- **What is needed**
Select each line of the data below that contains the word "their" and copy those lines in full.

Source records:
________________

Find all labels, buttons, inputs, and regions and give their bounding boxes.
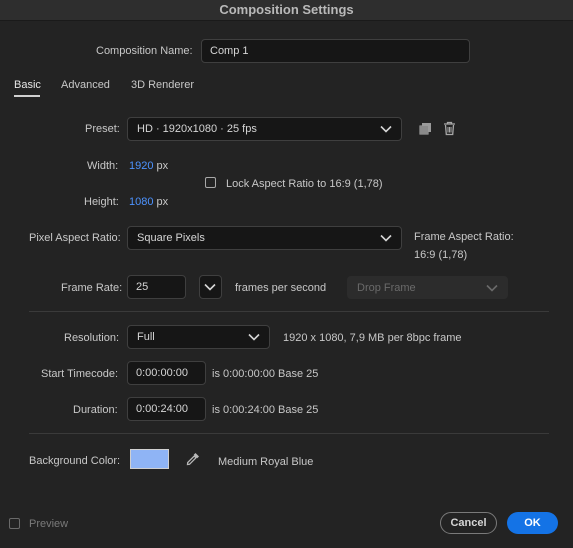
tab-active-indicator [14, 95, 40, 97]
height-value[interactable]: 1080 [129, 196, 153, 208]
eyedropper-icon[interactable] [185, 451, 201, 467]
cancel-button[interactable]: Cancel [440, 512, 497, 534]
start-timecode-value: 0:00:00:00 [136, 367, 188, 379]
tab-advanced[interactable]: Advanced [61, 79, 110, 91]
duration-label: Duration: [73, 404, 118, 416]
frame-rate-value: 25 [136, 281, 149, 293]
duration-is: is 0:00:24:00 Base 25 [212, 404, 319, 416]
tab-3d-renderer[interactable]: 3D Renderer [131, 79, 194, 91]
section-divider [29, 311, 549, 312]
frame-rate-input[interactable]: 25 [127, 275, 186, 299]
width-control[interactable]: 1920 px [129, 160, 168, 172]
background-color-label: Background Color: [29, 455, 121, 467]
delete-preset-icon[interactable] [443, 121, 456, 136]
ok-button[interactable]: OK [507, 512, 558, 534]
lock-aspect-label: Lock Aspect Ratio to 16:9 (1,78) [226, 178, 383, 190]
frame-aspect-value: 16:9 (1,78) [414, 249, 468, 261]
frame-rate-dropdown[interactable] [199, 275, 222, 299]
height-unit: px [156, 196, 169, 208]
start-timecode-is: is 0:00:00:00 Base 25 [212, 368, 319, 380]
composition-name-input[interactable]: Comp 1 [201, 39, 470, 63]
background-color-swatch[interactable] [130, 449, 169, 469]
width-value[interactable]: 1920 [129, 160, 153, 172]
composition-name-label: Composition Name: [96, 45, 193, 57]
section-divider [29, 433, 549, 434]
start-timecode-input[interactable]: 0:00:00:00 [127, 361, 206, 385]
preset-label: Preset: [85, 123, 120, 135]
drop-frame-dropdown: Drop Frame [347, 276, 508, 299]
save-preset-icon[interactable] [419, 122, 432, 136]
pixel-aspect-dropdown[interactable]: Square Pixels [127, 226, 402, 250]
chevron-down-icon [248, 333, 260, 341]
resolution-info: 1920 x 1080, 7,9 MB per 8bpc frame [283, 332, 462, 344]
duration-input[interactable]: 0:00:24:00 [127, 397, 206, 421]
drop-frame-value: Drop Frame [357, 281, 416, 294]
chevron-down-icon [486, 284, 498, 292]
duration-value: 0:00:24:00 [136, 403, 188, 415]
chevron-down-icon [380, 125, 392, 133]
preset-dropdown[interactable]: HD · 1920x1080 · 25 fps [127, 117, 402, 141]
preview-label: Preview [29, 518, 69, 530]
resolution-dropdown[interactable]: Full [127, 325, 270, 349]
preview-checkbox[interactable] [9, 518, 20, 529]
resolution-label: Resolution: [64, 332, 120, 344]
chevron-down-icon [380, 234, 392, 242]
pixel-aspect-label: Pixel Aspect Ratio: [29, 232, 121, 244]
background-color-name: Medium Royal Blue [218, 456, 314, 468]
chevron-down-icon [204, 283, 216, 291]
frame-rate-unit: frames per second [235, 282, 327, 294]
height-label: Height: [84, 196, 119, 208]
frame-aspect-label: Frame Aspect Ratio: [414, 231, 514, 243]
window-title: Composition Settings [0, 0, 573, 21]
width-unit: px [156, 160, 169, 172]
height-control[interactable]: 1080 px [129, 196, 168, 208]
composition-name-value: Comp 1 [210, 45, 249, 57]
tab-basic[interactable]: Basic [14, 79, 41, 91]
pixel-aspect-value: Square Pixels [137, 232, 205, 244]
frame-rate-label: Frame Rate: [61, 282, 123, 294]
start-timecode-label: Start Timecode: [41, 368, 119, 380]
width-label: Width: [87, 160, 119, 172]
preset-value: HD · 1920x1080 · 25 fps [137, 123, 257, 135]
lock-aspect-checkbox[interactable] [205, 177, 216, 188]
resolution-value: Full [137, 331, 155, 343]
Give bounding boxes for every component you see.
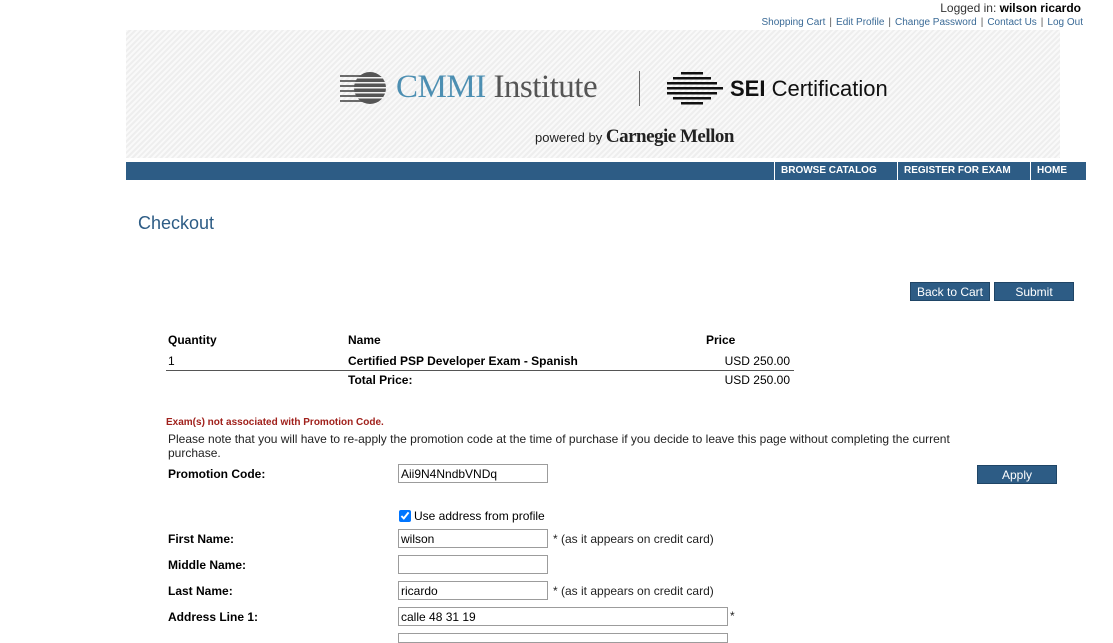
cmmi-brand: CMMI (396, 69, 486, 105)
last-name-hint: * (as it appears on credit card) (553, 584, 714, 598)
total-price-label: Total Price: (348, 373, 413, 387)
last-name-input[interactable] (398, 581, 548, 600)
first-name-hint: * (as it appears on credit card) (553, 532, 714, 546)
address-required-mark: * (730, 609, 735, 623)
log-out-link[interactable]: Log Out (1047, 17, 1083, 28)
logged-in-prefix: Logged in: (940, 1, 997, 15)
middle-name-input[interactable] (398, 555, 548, 574)
logged-in-status: Logged in: wilson ricardo (940, 1, 1081, 15)
page-title: Checkout (138, 213, 215, 233)
quantity-header: Quantity (168, 333, 217, 347)
row-price: USD 250.00 (724, 354, 790, 368)
price-header: Price (706, 333, 736, 347)
cmmi-logo-icon (340, 72, 390, 104)
contact-us-link[interactable]: Contact Us (987, 17, 1036, 28)
link-separator: | (888, 17, 891, 28)
first-name-input[interactable] (398, 529, 548, 548)
cmmi-institute: Institute (493, 69, 598, 105)
back-to-cart-button[interactable]: Back to Cart (910, 282, 990, 301)
link-separator: | (980, 17, 984, 28)
row-exam-name: Certified PSP Developer Exam - Spanish (348, 354, 578, 368)
promo-note: Please note that you will have to re-app… (168, 432, 950, 460)
shopping-cart-link[interactable]: Shopping Cart (761, 17, 825, 28)
link-separator: | (829, 17, 833, 28)
row-quantity: 1 (168, 354, 175, 368)
promotion-code-label: Promotion Code: (168, 467, 266, 481)
carnegie-mellon-logo: Carnegie Mellon (605, 126, 735, 147)
user-name: wilson ricardo (999, 1, 1081, 15)
promotion-code-input[interactable] (398, 464, 548, 483)
address-line-1-input[interactable] (398, 607, 728, 626)
promo-error-message: Exam(s) not associated with Promotion Co… (166, 417, 384, 428)
banner-divider (639, 71, 640, 106)
nav-browse-catalog[interactable]: BROWSE CATALOG (774, 162, 897, 180)
sei-certification-wordmark: SEI Certification (730, 76, 888, 102)
submit-button[interactable]: Submit (994, 282, 1074, 301)
address-line-2-input[interactable] (398, 633, 728, 643)
account-links: Shopping Cart | Edit Profile | Change Passwo… (761, 17, 1083, 28)
use-address-label: Use address from profile (414, 509, 545, 523)
address-line-1-label: Address Line 1: (168, 610, 259, 624)
total-price-value: USD 250.00 (724, 373, 790, 387)
nav-register-for-exam[interactable]: REGISTER FOR EXAM (897, 162, 1030, 180)
sei-bold: SEI (730, 76, 766, 101)
middle-name-label: Middle Name: (168, 558, 247, 572)
nav-home[interactable]: HOME (1030, 162, 1086, 180)
cmmi-institute-wordmark: CMMI Institute (396, 69, 598, 106)
link-separator: | (1040, 17, 1044, 28)
powered-by: powered by Carnegie Mellon (535, 126, 734, 148)
change-password-link[interactable]: Change Password (895, 17, 977, 28)
table-divider (166, 370, 794, 371)
powered-by-label: powered by (535, 130, 603, 145)
use-address-checkbox[interactable] (399, 510, 411, 522)
name-header: Name (348, 333, 381, 347)
sei-logo-icon (667, 72, 723, 105)
use-address-option[interactable]: Use address from profile (399, 509, 545, 523)
sei-certification: Certification (771, 76, 888, 101)
first-name-label: First Name: (168, 532, 235, 546)
edit-profile-link[interactable]: Edit Profile (836, 17, 884, 28)
apply-button[interactable]: Apply (977, 465, 1057, 484)
last-name-label: Last Name: (168, 584, 233, 598)
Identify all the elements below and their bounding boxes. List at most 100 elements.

________________

- **Right answer**
Find all labels, buttons, inputs, and regions and give their bounding boxes.
Identify all the elements below and their bounding boxes. List at most 100 elements.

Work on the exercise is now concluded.